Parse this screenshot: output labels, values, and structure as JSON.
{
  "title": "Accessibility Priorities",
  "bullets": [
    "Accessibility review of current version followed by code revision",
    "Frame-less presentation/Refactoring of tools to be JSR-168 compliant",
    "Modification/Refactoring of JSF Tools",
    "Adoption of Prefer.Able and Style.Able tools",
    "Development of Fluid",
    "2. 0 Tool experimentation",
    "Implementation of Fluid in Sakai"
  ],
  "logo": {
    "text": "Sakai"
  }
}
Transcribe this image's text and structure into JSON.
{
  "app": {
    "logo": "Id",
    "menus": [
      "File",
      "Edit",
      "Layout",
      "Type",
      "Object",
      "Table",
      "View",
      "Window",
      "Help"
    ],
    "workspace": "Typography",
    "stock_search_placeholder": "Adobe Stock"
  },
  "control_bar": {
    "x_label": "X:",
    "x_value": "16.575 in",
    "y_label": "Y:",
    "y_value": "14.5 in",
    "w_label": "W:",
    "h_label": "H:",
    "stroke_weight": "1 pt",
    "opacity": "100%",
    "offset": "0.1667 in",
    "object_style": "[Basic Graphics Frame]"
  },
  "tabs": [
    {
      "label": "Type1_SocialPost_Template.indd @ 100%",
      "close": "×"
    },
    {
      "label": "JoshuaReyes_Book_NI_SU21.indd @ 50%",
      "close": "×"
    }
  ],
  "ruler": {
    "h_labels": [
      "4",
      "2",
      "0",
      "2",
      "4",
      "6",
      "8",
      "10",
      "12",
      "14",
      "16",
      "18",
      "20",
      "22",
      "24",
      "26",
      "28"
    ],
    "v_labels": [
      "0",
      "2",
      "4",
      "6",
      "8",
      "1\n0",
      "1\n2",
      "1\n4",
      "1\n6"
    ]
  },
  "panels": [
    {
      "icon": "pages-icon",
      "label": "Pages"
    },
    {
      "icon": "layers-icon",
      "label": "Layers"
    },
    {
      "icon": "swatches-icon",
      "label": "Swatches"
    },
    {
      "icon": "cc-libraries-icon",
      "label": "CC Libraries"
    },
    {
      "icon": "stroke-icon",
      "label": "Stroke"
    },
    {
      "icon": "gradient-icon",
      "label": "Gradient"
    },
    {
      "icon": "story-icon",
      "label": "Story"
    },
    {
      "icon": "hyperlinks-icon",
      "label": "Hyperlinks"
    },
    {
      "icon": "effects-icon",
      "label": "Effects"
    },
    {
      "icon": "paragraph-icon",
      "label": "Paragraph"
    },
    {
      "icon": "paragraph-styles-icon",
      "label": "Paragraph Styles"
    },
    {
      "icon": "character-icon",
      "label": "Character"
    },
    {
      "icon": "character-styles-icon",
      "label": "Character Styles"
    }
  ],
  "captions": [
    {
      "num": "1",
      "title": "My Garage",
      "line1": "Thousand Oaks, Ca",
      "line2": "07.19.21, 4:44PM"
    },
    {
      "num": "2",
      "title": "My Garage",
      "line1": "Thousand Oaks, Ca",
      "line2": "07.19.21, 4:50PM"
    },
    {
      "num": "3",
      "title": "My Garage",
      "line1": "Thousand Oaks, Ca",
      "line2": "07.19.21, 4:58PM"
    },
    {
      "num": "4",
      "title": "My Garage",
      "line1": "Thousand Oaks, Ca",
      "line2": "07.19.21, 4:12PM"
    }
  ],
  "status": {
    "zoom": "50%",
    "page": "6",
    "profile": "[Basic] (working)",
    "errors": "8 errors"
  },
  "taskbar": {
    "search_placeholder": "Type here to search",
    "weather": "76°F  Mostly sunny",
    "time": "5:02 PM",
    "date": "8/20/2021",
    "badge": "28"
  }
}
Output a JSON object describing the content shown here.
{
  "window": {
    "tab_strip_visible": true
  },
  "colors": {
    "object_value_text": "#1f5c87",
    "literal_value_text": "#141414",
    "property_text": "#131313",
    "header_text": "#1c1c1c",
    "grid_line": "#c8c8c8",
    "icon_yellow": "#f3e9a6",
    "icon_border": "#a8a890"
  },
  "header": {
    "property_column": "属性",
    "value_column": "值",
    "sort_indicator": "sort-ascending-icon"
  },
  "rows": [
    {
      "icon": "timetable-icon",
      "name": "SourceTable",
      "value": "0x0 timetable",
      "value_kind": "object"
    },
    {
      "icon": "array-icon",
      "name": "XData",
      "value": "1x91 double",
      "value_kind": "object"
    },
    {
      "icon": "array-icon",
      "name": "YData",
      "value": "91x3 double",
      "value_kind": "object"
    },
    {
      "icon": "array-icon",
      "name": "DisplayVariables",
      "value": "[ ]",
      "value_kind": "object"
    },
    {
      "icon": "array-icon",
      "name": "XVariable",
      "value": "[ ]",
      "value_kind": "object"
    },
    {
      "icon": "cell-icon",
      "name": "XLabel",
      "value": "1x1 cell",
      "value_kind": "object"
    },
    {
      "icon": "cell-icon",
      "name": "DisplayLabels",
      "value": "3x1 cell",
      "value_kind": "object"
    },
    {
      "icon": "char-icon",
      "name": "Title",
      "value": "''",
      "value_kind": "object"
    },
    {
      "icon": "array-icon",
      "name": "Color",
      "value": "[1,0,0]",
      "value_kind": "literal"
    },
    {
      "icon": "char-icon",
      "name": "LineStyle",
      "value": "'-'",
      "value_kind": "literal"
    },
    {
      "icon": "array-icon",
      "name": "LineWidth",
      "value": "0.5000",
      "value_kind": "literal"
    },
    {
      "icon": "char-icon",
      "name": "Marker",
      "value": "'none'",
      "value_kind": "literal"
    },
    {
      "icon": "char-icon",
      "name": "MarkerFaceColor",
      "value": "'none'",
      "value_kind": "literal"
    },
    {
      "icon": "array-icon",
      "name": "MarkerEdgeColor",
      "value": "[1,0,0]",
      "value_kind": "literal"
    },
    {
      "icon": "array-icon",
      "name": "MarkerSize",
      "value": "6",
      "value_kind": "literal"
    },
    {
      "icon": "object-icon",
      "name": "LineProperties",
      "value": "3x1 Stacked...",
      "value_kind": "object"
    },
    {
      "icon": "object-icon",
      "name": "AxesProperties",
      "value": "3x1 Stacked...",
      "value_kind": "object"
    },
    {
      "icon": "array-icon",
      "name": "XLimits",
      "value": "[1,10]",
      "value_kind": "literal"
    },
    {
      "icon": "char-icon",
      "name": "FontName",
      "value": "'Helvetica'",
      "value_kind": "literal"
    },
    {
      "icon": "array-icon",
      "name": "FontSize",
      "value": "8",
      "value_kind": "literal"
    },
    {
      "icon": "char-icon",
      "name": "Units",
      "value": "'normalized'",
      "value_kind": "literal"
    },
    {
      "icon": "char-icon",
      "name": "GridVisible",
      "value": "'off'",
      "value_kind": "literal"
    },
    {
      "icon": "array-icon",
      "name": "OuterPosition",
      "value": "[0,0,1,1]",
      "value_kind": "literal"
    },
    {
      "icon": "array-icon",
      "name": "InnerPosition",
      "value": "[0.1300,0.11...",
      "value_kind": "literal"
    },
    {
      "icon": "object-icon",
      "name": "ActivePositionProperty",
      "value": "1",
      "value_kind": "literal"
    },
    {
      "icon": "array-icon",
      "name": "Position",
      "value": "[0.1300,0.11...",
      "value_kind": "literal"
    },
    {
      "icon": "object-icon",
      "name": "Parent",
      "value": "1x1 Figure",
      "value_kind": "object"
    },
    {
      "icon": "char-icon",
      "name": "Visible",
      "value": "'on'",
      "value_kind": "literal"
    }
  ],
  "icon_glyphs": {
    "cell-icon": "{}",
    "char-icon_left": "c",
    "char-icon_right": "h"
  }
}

= = = =

WHAT IS ASKED =>
Please quote every record above exactly as it appears.

CORRECT RESULT =>
Parse this screenshot: output labels, values, and structure as JSON.
{
  "title": "Accessibility Priorities",
  "bullets": [
    "Accessibility review of current version followed by code revision",
    "Frame-less presentation/Refactoring of tools to be JSR-168 compliant",
    "Modification/Refactoring of JSF Tools",
    "Adoption of Prefer.Able and Style.Able tools",
    "Development of Fluid",
    "2. 0 Tool experimentation",
    "Implementation of Fluid in Sakai"
  ],
  "logo": {
    "text": "Sakai"
  }
}
Transcribe this image's text and structure into JSON.
{
  "app": {
    "logo": "Id",
    "menus": [
      "File",
      "Edit",
      "Layout",
      "Type",
      "Object",
      "Table",
      "View",
      "Window",
      "Help"
    ],
    "workspace": "Typography",
    "stock_search_placeholder": "Adobe Stock"
  },
  "control_bar": {
    "x_label": "X:",
    "x_value": "16.575 in",
    "y_label": "Y:",
    "y_value": "14.5 in",
    "w_label": "W:",
    "h_label": "H:",
    "stroke_weight": "1 pt",
    "opacity": "100%",
    "offset": "0.1667 in",
    "object_style": "[Basic Graphics Frame]"
  },
  "tabs": [
    {
      "label": "Type1_SocialPost_Template.indd @ 100%",
      "close": "×"
    },
    {
      "label": "JoshuaReyes_Book_NI_SU21.indd @ 50%",
      "close": "×"
    }
  ],
  "ruler": {
    "h_labels": [
      "4",
      "2",
      "0",
      "2",
      "4",
      "6",
      "8",
      "10",
      "12",
      "14",
      "16",
      "18",
      "20",
      "22",
      "24",
      "26",
      "28"
    ],
    "v_labels": [
      "0",
      "2",
      "4",
      "6",
      "8",
      "1\n0",
      "1\n2",
      "1\n4",
      "1\n6"
    ]
  },
  "panels": [
    {
      "icon": "pages-icon",
      "label": "Pages"
    },
    {
      "icon": "layers-icon",
      "label": "Layers"
    },
    {
      "icon": "swatches-icon",
      "label": "Swatches"
    },
    {
      "icon": "cc-libraries-icon",
      "label": "CC Libraries"
    },
    {
      "icon": "stroke-icon",
      "label": "Stroke"
    },
    {
      "icon": "gradient-icon",
      "label": "Gradient"
    },
    {
      "icon": "story-icon",
      "label": "Story"
    },
    {
      "icon": "hyperlinks-icon",
      "label": "Hyperlinks"
    },
    {
      "icon": "effects-icon",
      "label": "Effects"
    },
    {
      "icon": "paragraph-icon",
      "label": "Paragraph"
    },
    {
      "icon": "paragraph-styles-icon",
      "label": "Paragraph Styles"
    },
    {
      "icon": "character-icon",
      "label": "Character"
    },
    {
      "icon": "character-styles-icon",
      "label": "Character Styles"
    }
  ],
  "captions": [
    {
      "num": "1",
      "title": "My Garage",
      "line1": "Thousand Oaks, Ca",
      "line2": "07.19.21, 4:44PM"
    },
    {
      "num": "2",
      "title": "My Garage",
      "line1": "Thousand Oaks, Ca",
      "line2": "07.19.21, 4:50PM"
    },
    {
      "num": "3",
      "title": "My Garage",
      "line1": "Thousand Oaks, Ca",
      "line2": "07.19.21, 4:58PM"
    },
    {
      "num": "4",
      "title": "My Garage",
      "line1": "Thousand Oaks, Ca",
      "line2": "07.19.21, 4:12PM"
    }
  ],
  "status": {
    "zoom": "50%",
    "page": "6",
    "profile": "[Basic] (working)",
    "errors": "8 errors"
  },
  "taskbar": {
    "search_placeholder": "Type here to search",
    "weather": "76°F  Mostly sunny",
    "time": "5:02 PM",
    "date": "8/20/2021",
    "badge": "28"
  }
}
Output a JSON object describing the content shown here.
{
  "window": {
    "tab_strip_visible": true
  },
  "colors": {
    "object_value_text": "#1f5c87",
    "literal_value_text": "#141414",
    "property_text": "#131313",
    "header_text": "#1c1c1c",
    "grid_line": "#c8c8c8",
    "icon_yellow": "#f3e9a6",
    "icon_border": "#a8a890"
  },
  "header": {
    "property_column": "属性",
    "value_column": "值",
    "sort_indicator": "sort-ascending-icon"
  },
  "rows": [
    {
      "icon": "timetable-icon",
      "name": "SourceTable",
      "value": "0x0 timetable",
      "value_kind": "object"
    },
    {
      "icon": "array-icon",
      "name": "XData",
      "value": "1x91 double",
      "value_kind": "object"
    },
    {
      "icon": "array-icon",
      "name": "YData",
      "value": "91x3 double",
      "value_kind": "object"
    },
    {
      "icon": "array-icon",
      "name": "DisplayVariables",
      "value": "[ ]",
      "value_kind": "object"
    },
    {
      "icon": "array-icon",
      "name": "XVariable",
      "value": "[ ]",
      "value_kind": "object"
    },
    {
      "icon": "cell-icon",
      "name": "XLabel",
      "value": "1x1 cell",
      "value_kind": "object"
    },
    {
      "icon": "cell-icon",
      "name": "DisplayLabels",
      "value": "3x1 cell",
      "value_kind": "object"
    },
    {
      "icon": "char-icon",
      "name": "Title",
      "value": "''",
      "value_kind": "object"
    },
    {
      "icon": "array-icon",
      "name": "Color",
      "value": "[1,0,0]",
      "value_kind": "literal"
    },
    {
      "icon": "char-icon",
      "name": "LineStyle",
      "value": "'-'",
      "value_kind": "literal"
    },
    {
      "icon": "array-icon",
      "name": "LineWidth",
      "value": "0.5000",
      "value_kind": "literal"
    },
    {
      "icon": "char-icon",
      "name": "Marker",
      "value": "'none'",
      "value_kind": "literal"
    },
    {
      "icon": "char-icon",
      "name": "MarkerFaceColor",
      "value": "'none'",
      "value_kind": "literal"
    },
    {
      "icon": "array-icon",
      "name": "MarkerEdgeColor",
      "value": "[1,0,0]",
      "value_kind": "literal"
    },
    {
      "icon": "array-icon",
      "name": "MarkerSize",
      "value": "6",
      "value_kind": "literal"
    },
    {
      "icon": "object-icon",
      "name": "LineProperties",
      "value": "3x1 Stacked...",
      "value_kind": "object"
    },
    {
      "icon": "object-icon",
      "name": "AxesProperties",
      "value": "3x1 Stacked...",
      "value_kind": "object"
    },
    {
      "icon": "array-icon",
      "name": "XLimits",
      "value": "[1,10]",
      "value_kind": "literal"
    },
    {
      "icon": "char-icon",
      "name": "FontName",
      "value": "'Helvetica'",
      "value_kind": "literal"
    },
    {
      "icon": "array-icon",
      "name": "FontSize",
      "value": "8",
      "value_kind": "literal"
    },
    {
      "icon": "char-icon",
      "name": "Units",
      "value": "'normalized'",
      "value_kind": "literal"
    },
    {
      "icon": "char-icon",
      "name": "GridVisible",
      "value": "'off'",
      "value_kind": "literal"
    },
    {
      "icon": "array-icon",
      "name": "OuterPosition",
      "value": "[0,0,1,1]",
      "value_kind": "literal"
    },
    {
      "icon": "array-icon",
      "name": "InnerPosition",
      "value": "[0.1300,0.11...",
      "value_kind": "literal"
    },
    {
      "icon": "object-icon",
      "name": "ActivePositionProperty",
      "value": "1",
      "value_kind": "literal"
    },
    {
      "icon": "array-icon",
      "name": "Position",
      "value": "[0.1300,0.11...",
      "value_kind": "literal"
    },
    {
      "icon": "object-icon",
      "name": "Parent",
      "value": "1x1 Figure",
      "value_kind": "object"
    },
    {
      "icon": "char-icon",
      "name": "Visible",
      "value": "'on'",
      "value_kind": "literal"
    }
  ],
  "icon_glyphs": {
    "cell-icon": "{}",
    "char-icon_left": "c",
    "char-icon_right": "h"
  }
}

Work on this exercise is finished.